Exercise brief: Locate the lines of the listing below that hold "第十九条", then copy each of them.

Data for this exercise:

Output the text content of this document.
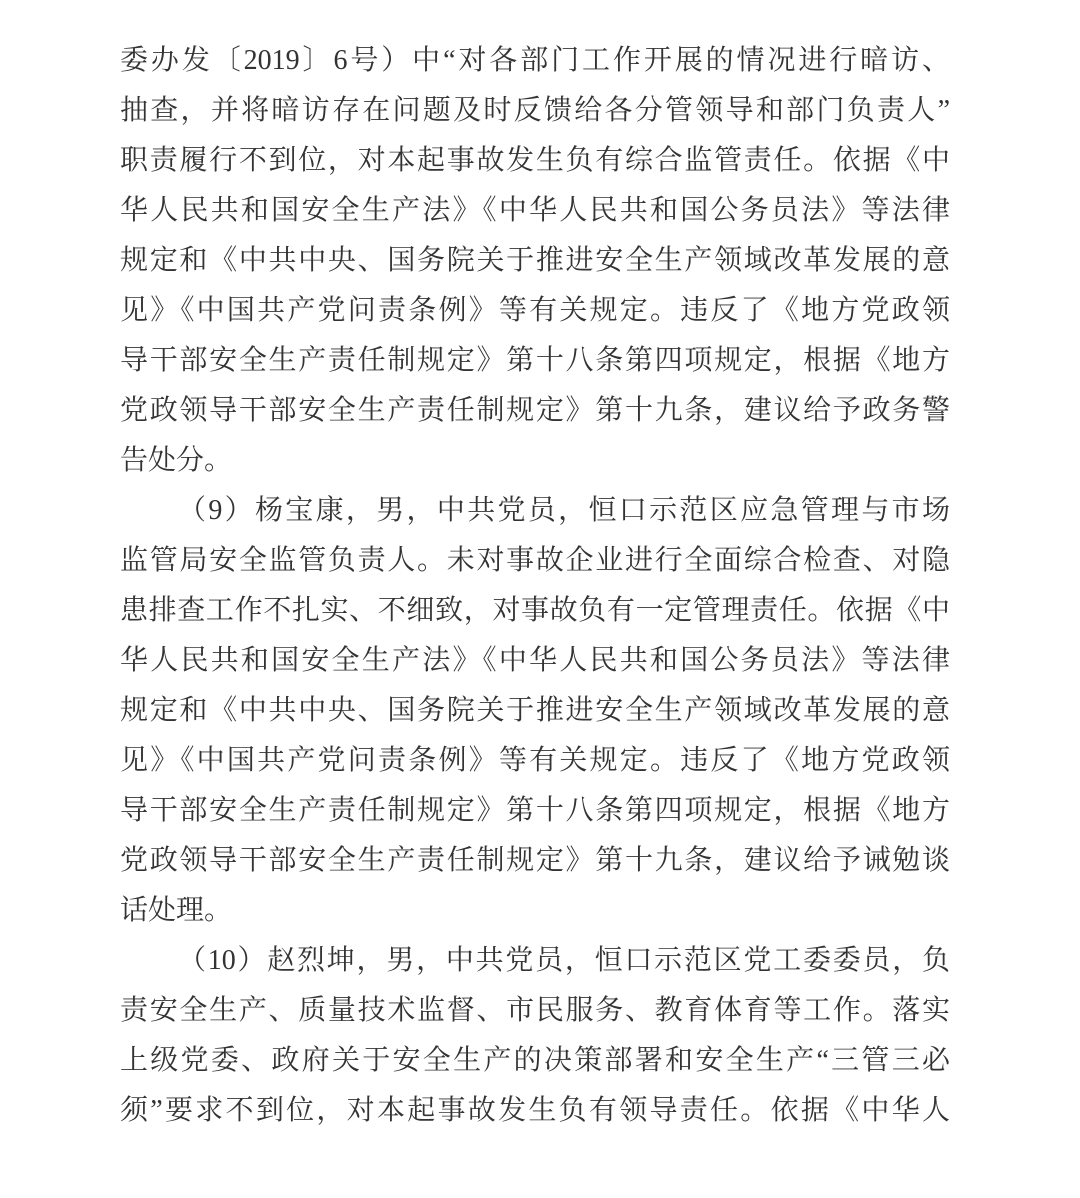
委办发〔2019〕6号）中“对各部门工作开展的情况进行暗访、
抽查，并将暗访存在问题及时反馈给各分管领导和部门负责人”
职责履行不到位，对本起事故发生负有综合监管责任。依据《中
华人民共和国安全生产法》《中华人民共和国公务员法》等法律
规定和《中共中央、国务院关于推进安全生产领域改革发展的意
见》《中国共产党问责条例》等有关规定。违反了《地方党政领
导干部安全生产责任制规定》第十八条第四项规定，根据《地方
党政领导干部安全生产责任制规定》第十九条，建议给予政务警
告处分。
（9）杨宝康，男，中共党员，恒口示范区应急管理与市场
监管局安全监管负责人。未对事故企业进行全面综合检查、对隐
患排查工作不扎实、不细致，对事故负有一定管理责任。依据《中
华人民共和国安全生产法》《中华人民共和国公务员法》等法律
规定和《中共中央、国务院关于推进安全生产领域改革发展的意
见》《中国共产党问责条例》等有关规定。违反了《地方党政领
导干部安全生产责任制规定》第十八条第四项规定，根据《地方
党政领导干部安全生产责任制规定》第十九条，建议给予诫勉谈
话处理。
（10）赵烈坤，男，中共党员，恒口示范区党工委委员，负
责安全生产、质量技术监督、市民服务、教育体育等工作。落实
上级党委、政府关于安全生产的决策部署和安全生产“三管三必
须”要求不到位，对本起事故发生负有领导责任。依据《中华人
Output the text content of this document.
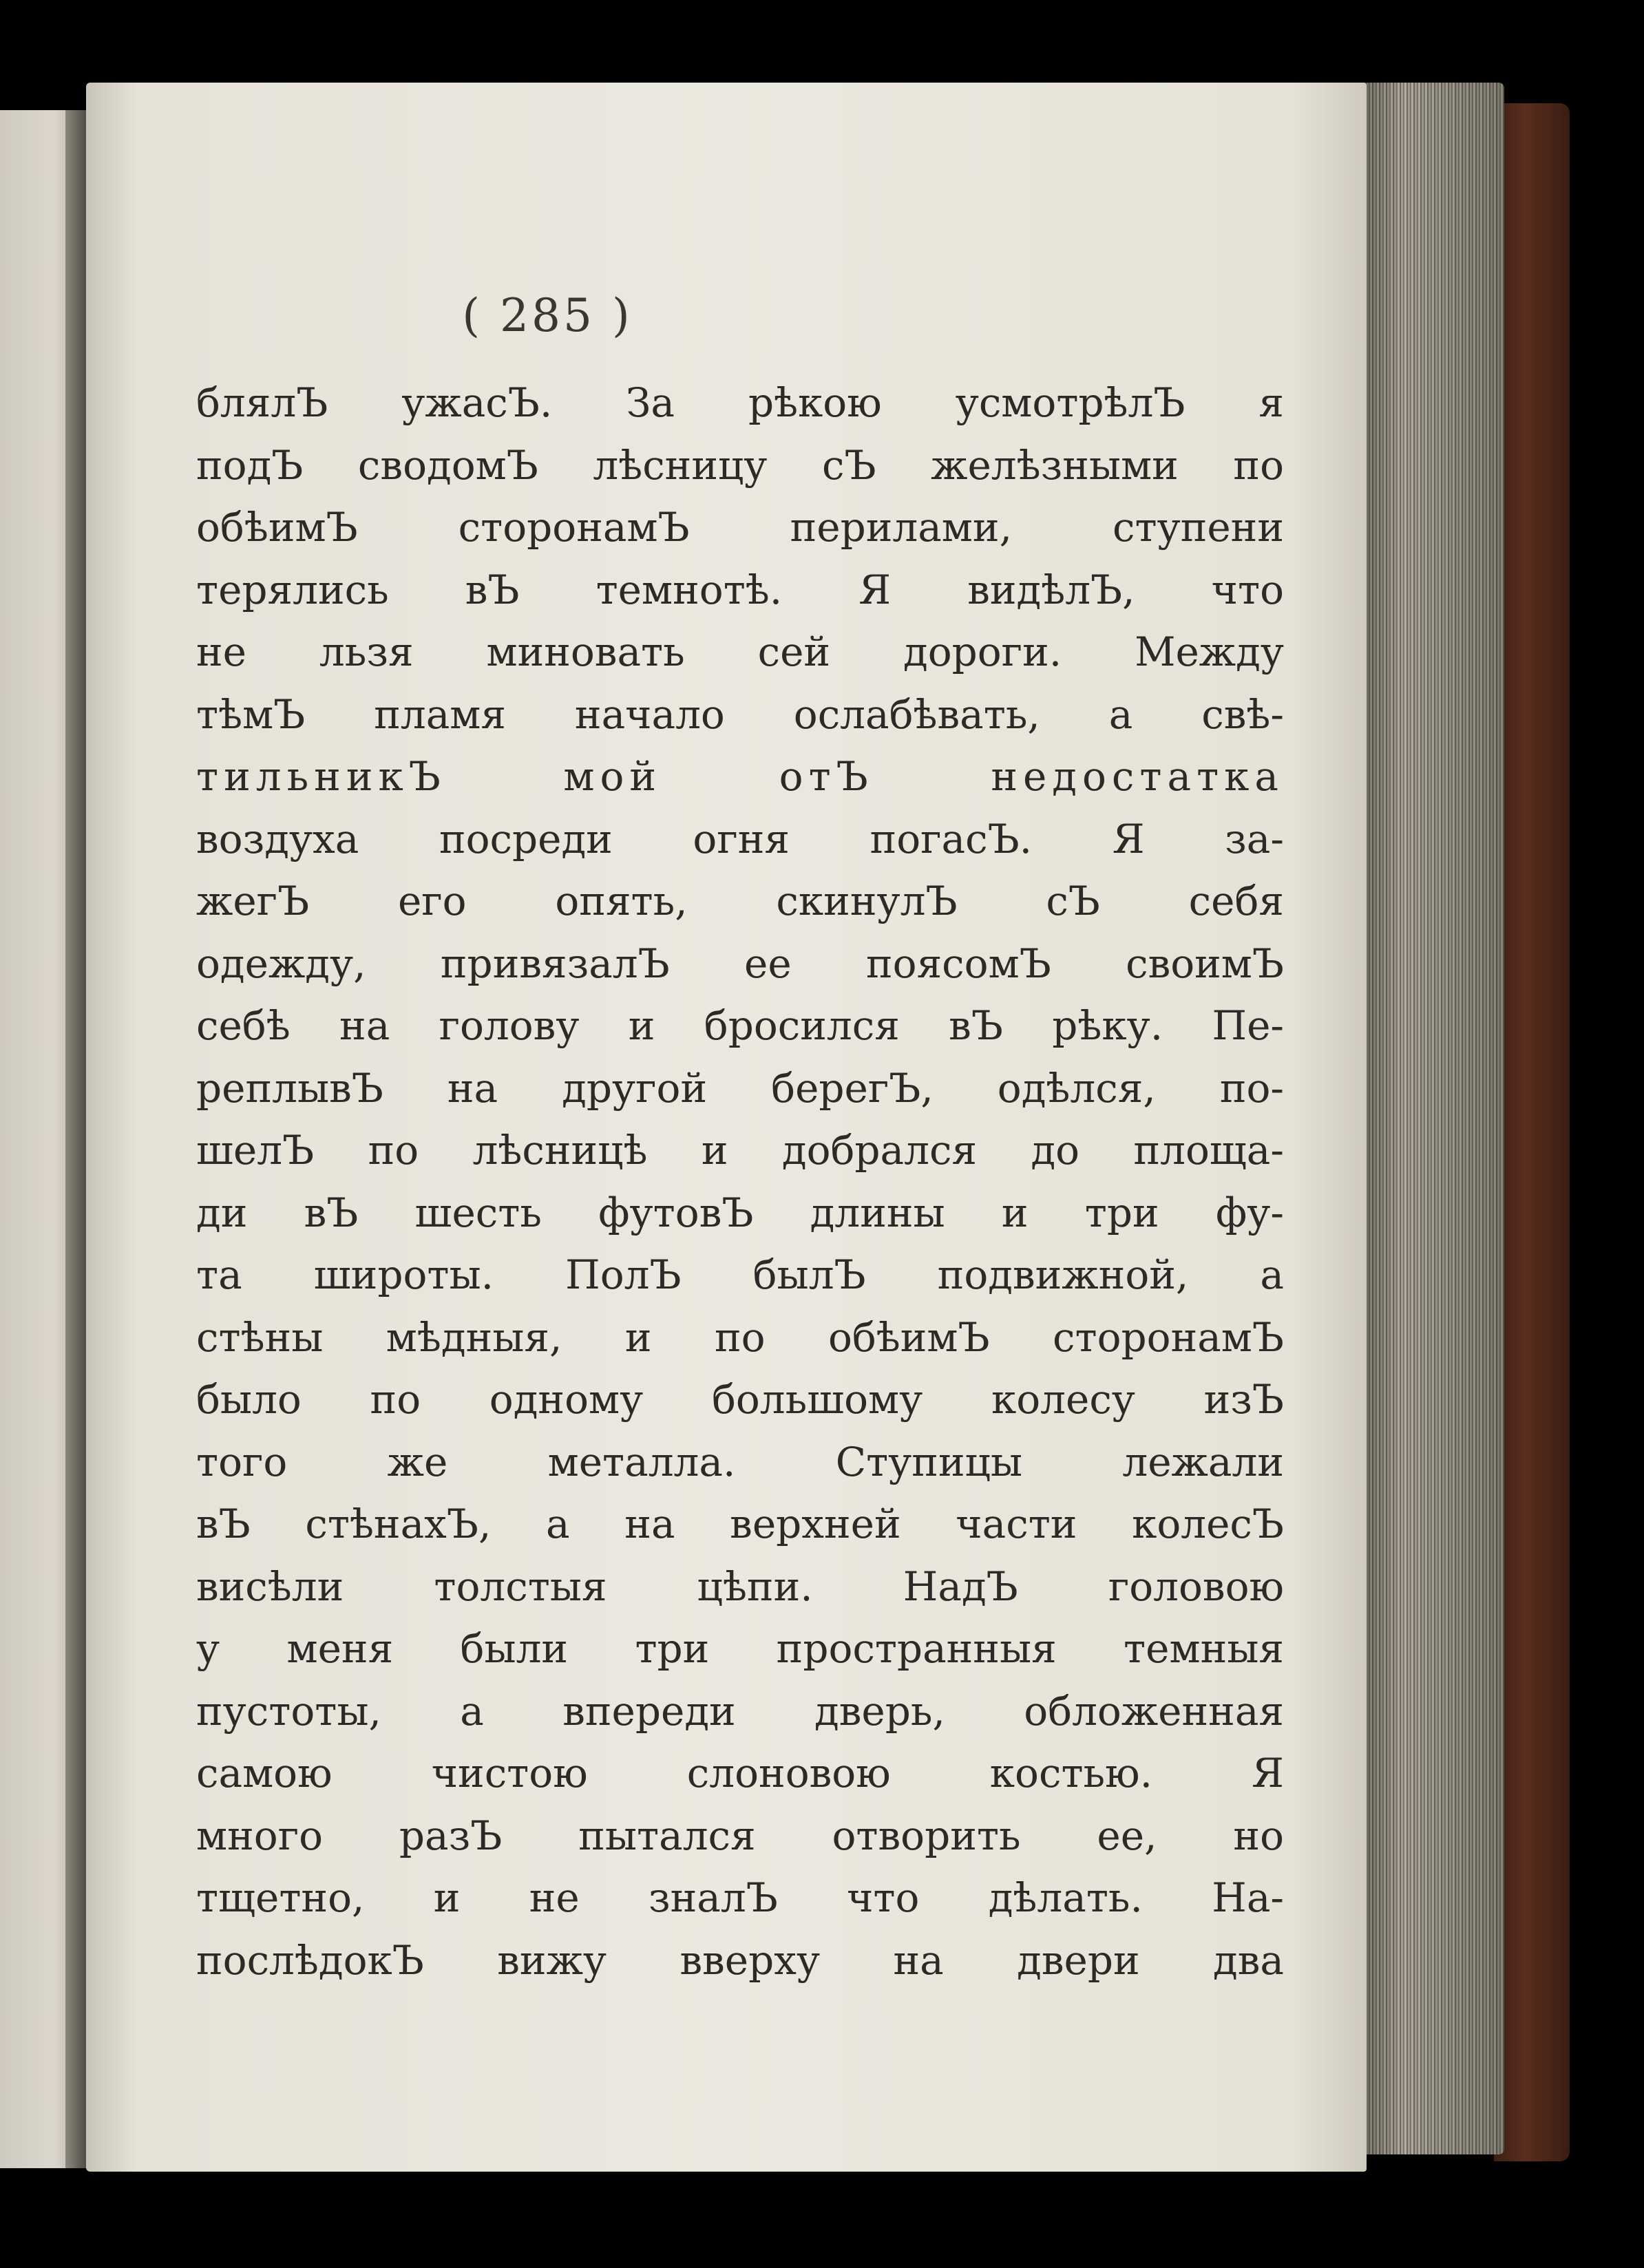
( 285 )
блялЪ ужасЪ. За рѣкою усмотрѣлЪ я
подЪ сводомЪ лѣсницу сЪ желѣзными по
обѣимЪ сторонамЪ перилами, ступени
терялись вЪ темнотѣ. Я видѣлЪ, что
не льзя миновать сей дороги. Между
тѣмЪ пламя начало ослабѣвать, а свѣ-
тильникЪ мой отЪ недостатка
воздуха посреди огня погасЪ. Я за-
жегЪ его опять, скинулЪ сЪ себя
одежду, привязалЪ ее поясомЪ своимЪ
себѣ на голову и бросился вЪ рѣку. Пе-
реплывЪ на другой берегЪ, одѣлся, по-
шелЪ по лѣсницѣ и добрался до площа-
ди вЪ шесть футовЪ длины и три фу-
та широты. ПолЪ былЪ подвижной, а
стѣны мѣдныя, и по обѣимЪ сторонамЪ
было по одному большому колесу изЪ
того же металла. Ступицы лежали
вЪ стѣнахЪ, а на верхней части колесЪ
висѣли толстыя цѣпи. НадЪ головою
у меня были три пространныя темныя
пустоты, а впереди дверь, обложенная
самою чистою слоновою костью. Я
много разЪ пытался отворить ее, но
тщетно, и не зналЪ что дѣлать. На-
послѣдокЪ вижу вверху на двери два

Task solution:
党政领导干部安全生产责任制规定》第十九条，建议给予政务警
党政领导干部安全生产责任制规定》第十九条，建议给予诫勉谈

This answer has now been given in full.